** Begin DATASET ROWS **

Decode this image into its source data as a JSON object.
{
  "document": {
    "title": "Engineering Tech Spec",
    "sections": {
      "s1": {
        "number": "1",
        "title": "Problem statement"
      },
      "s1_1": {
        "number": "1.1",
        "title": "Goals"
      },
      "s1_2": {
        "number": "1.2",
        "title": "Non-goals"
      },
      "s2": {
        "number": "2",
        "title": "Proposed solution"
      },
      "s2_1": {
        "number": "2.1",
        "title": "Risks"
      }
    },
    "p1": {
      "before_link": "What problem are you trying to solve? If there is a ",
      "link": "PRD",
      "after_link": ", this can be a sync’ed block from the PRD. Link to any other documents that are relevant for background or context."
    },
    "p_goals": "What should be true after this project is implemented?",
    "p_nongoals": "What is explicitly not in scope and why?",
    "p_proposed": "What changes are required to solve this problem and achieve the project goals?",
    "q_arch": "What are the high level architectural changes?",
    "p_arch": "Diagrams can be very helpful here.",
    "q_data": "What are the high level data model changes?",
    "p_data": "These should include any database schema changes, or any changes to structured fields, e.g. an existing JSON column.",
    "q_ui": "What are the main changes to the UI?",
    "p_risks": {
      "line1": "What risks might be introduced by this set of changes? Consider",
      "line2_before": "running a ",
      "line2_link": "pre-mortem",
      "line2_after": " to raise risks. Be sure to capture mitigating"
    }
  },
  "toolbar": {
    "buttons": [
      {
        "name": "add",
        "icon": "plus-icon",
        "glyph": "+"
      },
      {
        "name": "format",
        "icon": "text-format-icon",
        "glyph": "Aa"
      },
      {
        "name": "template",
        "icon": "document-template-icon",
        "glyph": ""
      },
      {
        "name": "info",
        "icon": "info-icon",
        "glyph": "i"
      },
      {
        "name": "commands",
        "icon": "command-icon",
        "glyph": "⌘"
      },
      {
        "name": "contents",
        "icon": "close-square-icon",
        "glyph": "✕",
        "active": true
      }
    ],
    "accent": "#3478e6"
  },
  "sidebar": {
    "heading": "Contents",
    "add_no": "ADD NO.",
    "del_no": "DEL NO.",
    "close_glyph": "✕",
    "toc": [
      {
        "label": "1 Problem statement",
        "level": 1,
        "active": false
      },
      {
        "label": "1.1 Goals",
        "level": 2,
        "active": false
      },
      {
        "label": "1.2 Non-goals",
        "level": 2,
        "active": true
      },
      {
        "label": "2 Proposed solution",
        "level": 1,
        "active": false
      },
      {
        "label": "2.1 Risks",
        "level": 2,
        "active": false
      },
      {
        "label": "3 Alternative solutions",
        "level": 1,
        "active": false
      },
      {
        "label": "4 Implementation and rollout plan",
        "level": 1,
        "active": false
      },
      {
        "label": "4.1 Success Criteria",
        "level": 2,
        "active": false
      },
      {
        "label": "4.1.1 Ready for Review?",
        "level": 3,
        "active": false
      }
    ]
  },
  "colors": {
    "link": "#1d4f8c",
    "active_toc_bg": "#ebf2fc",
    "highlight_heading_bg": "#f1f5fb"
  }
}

** End DATASET ROWS **

Above are records; say how many of their lines contain the word "solve", giving only the number.

* **SOLUTION FOR THIS TASK**
2